-- Start Material for this exercise --

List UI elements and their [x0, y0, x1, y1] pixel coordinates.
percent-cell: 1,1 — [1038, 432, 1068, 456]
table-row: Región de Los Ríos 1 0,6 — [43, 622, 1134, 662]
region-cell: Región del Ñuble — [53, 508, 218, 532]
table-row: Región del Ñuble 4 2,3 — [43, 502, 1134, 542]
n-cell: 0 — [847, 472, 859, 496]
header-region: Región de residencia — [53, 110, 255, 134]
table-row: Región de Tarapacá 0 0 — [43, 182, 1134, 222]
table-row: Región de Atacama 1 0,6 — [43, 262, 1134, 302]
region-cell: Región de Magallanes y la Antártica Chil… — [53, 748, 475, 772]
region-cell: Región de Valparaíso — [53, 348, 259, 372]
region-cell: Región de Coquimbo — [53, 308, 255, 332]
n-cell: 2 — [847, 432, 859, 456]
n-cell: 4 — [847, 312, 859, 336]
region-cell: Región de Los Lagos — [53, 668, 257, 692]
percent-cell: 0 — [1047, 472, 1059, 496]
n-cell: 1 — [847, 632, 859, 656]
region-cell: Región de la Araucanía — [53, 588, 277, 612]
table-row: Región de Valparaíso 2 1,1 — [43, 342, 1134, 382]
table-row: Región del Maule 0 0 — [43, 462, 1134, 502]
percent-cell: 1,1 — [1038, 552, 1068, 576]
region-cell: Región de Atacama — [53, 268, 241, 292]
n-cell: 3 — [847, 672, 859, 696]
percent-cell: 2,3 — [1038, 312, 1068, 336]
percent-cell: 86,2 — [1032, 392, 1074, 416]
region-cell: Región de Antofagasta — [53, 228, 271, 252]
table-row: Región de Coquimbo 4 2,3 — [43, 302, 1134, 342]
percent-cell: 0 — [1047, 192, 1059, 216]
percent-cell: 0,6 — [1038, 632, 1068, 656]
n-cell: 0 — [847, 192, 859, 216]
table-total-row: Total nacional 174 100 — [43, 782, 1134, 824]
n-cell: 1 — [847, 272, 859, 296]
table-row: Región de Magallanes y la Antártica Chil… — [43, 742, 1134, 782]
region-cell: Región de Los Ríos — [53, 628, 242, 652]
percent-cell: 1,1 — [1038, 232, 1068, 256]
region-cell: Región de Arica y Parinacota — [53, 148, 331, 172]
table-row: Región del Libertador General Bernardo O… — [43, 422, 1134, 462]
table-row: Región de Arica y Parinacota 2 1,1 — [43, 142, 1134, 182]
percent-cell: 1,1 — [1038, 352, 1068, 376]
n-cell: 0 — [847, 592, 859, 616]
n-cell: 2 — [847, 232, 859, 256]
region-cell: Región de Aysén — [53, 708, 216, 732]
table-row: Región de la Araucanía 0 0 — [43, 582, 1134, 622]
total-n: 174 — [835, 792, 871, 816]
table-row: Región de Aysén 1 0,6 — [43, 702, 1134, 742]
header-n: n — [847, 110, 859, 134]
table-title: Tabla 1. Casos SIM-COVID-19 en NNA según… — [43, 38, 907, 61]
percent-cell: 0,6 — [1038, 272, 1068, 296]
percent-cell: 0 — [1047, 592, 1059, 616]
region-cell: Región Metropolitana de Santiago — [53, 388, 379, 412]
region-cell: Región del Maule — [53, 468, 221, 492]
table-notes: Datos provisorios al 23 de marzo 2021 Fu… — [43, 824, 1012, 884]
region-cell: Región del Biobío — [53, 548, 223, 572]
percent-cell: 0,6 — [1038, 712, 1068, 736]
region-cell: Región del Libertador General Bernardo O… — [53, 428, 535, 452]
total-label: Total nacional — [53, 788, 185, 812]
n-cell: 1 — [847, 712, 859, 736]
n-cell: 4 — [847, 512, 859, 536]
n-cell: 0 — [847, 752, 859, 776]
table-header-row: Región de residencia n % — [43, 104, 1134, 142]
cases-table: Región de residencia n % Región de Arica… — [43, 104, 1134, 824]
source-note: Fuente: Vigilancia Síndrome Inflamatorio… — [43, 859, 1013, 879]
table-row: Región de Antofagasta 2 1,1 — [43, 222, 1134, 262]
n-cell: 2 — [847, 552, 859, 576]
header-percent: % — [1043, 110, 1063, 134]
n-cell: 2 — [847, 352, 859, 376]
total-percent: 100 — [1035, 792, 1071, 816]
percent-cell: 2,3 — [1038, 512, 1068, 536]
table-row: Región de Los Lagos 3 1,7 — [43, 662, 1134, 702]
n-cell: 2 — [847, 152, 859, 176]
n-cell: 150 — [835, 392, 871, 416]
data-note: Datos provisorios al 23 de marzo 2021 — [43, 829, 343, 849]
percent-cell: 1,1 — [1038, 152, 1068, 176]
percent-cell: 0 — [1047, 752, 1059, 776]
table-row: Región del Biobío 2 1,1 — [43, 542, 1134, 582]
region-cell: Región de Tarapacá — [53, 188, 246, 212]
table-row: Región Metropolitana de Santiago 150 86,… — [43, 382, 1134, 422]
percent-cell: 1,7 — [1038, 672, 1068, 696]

-- End Material for this exercise --

#### [Set task]
Print every line of the data above again, character for character.

#### [Expected answer]
List UI elements and their [x0, y0, x1, y1] pixel coordinates.
percent-cell: 1,1 — [1038, 432, 1068, 456]
table-row: Región de Los Ríos 1 0,6 — [43, 622, 1134, 662]
region-cell: Región del Ñuble — [53, 508, 218, 532]
table-row: Región del Ñuble 4 2,3 — [43, 502, 1134, 542]
n-cell: 0 — [847, 472, 859, 496]
header-region: Región de residencia — [53, 110, 255, 134]
table-row: Región de Tarapacá 0 0 — [43, 182, 1134, 222]
table-row: Región de Atacama 1 0,6 — [43, 262, 1134, 302]
region-cell: Región de Magallanes y la Antártica Chil… — [53, 748, 475, 772]
region-cell: Región de Valparaíso — [53, 348, 259, 372]
region-cell: Región de Coquimbo — [53, 308, 255, 332]
n-cell: 2 — [847, 432, 859, 456]
n-cell: 4 — [847, 312, 859, 336]
region-cell: Región de Los Lagos — [53, 668, 257, 692]
percent-cell: 0 — [1047, 472, 1059, 496]
n-cell: 1 — [847, 632, 859, 656]
region-cell: Región de la Araucanía — [53, 588, 277, 612]
table-row: Región de Valparaíso 2 1,1 — [43, 342, 1134, 382]
table-row: Región del Maule 0 0 — [43, 462, 1134, 502]
percent-cell: 1,1 — [1038, 552, 1068, 576]
region-cell: Región de Atacama — [53, 268, 241, 292]
n-cell: 3 — [847, 672, 859, 696]
percent-cell: 2,3 — [1038, 312, 1068, 336]
percent-cell: 86,2 — [1032, 392, 1074, 416]
region-cell: Región de Antofagasta — [53, 228, 271, 252]
table-row: Región de Coquimbo 4 2,3 — [43, 302, 1134, 342]
percent-cell: 0 — [1047, 192, 1059, 216]
percent-cell: 0,6 — [1038, 632, 1068, 656]
n-cell: 0 — [847, 192, 859, 216]
table-total-row: Total nacional 174 100 — [43, 782, 1134, 824]
n-cell: 1 — [847, 272, 859, 296]
table-row: Región de Magallanes y la Antártica Chil… — [43, 742, 1134, 782]
region-cell: Región de Los Ríos — [53, 628, 242, 652]
percent-cell: 1,1 — [1038, 232, 1068, 256]
region-cell: Región de Arica y Parinacota — [53, 148, 331, 172]
table-row: Región del Libertador General Bernardo O… — [43, 422, 1134, 462]
table-row: Región de Arica y Parinacota 2 1,1 — [43, 142, 1134, 182]
percent-cell: 1,1 — [1038, 352, 1068, 376]
n-cell: 0 — [847, 592, 859, 616]
n-cell: 2 — [847, 232, 859, 256]
region-cell: Región de Aysén — [53, 708, 216, 732]
table-row: Región de la Araucanía 0 0 — [43, 582, 1134, 622]
total-n: 174 — [835, 792, 871, 816]
table-row: Región de Aysén 1 0,6 — [43, 702, 1134, 742]
header-n: n — [847, 110, 859, 134]
table-title: Tabla 1. Casos SIM-COVID-19 en NNA según… — [43, 38, 907, 61]
percent-cell: 0,6 — [1038, 272, 1068, 296]
percent-cell: 0 — [1047, 592, 1059, 616]
region-cell: Región Metropolitana de Santiago — [53, 388, 379, 412]
region-cell: Región del Maule — [53, 468, 221, 492]
table-notes: Datos provisorios al 23 de marzo 2021 Fu… — [43, 824, 1012, 884]
region-cell: Región del Biobío — [53, 548, 223, 572]
percent-cell: 0,6 — [1038, 712, 1068, 736]
region-cell: Región del Libertador General Bernardo O… — [53, 428, 535, 452]
total-label: Total nacional — [53, 788, 185, 812]
n-cell: 1 — [847, 712, 859, 736]
n-cell: 4 — [847, 512, 859, 536]
n-cell: 0 — [847, 752, 859, 776]
table-header-row: Región de residencia n % — [43, 104, 1134, 142]
cases-table: Región de residencia n % Región de Arica… — [43, 104, 1134, 824]
source-note: Fuente: Vigilancia Síndrome Inflamatorio… — [43, 859, 1013, 879]
table-row: Región de Antofagasta 2 1,1 — [43, 222, 1134, 262]
n-cell: 2 — [847, 552, 859, 576]
header-percent: % — [1043, 110, 1063, 134]
n-cell: 2 — [847, 352, 859, 376]
total-percent: 100 — [1035, 792, 1071, 816]
percent-cell: 2,3 — [1038, 512, 1068, 536]
table-row: Región de Los Lagos 3 1,7 — [43, 662, 1134, 702]
n-cell: 2 — [847, 152, 859, 176]
n-cell: 150 — [835, 392, 871, 416]
data-note: Datos provisorios al 23 de marzo 2021 — [43, 829, 343, 849]
percent-cell: 1,1 — [1038, 152, 1068, 176]
percent-cell: 0 — [1047, 752, 1059, 776]
table-row: Región del Biobío 2 1,1 — [43, 542, 1134, 582]
region-cell: Región de Tarapacá — [53, 188, 246, 212]
table-row: Región Metropolitana de Santiago 150 86,… — [43, 382, 1134, 422]
percent-cell: 1,7 — [1038, 672, 1068, 696]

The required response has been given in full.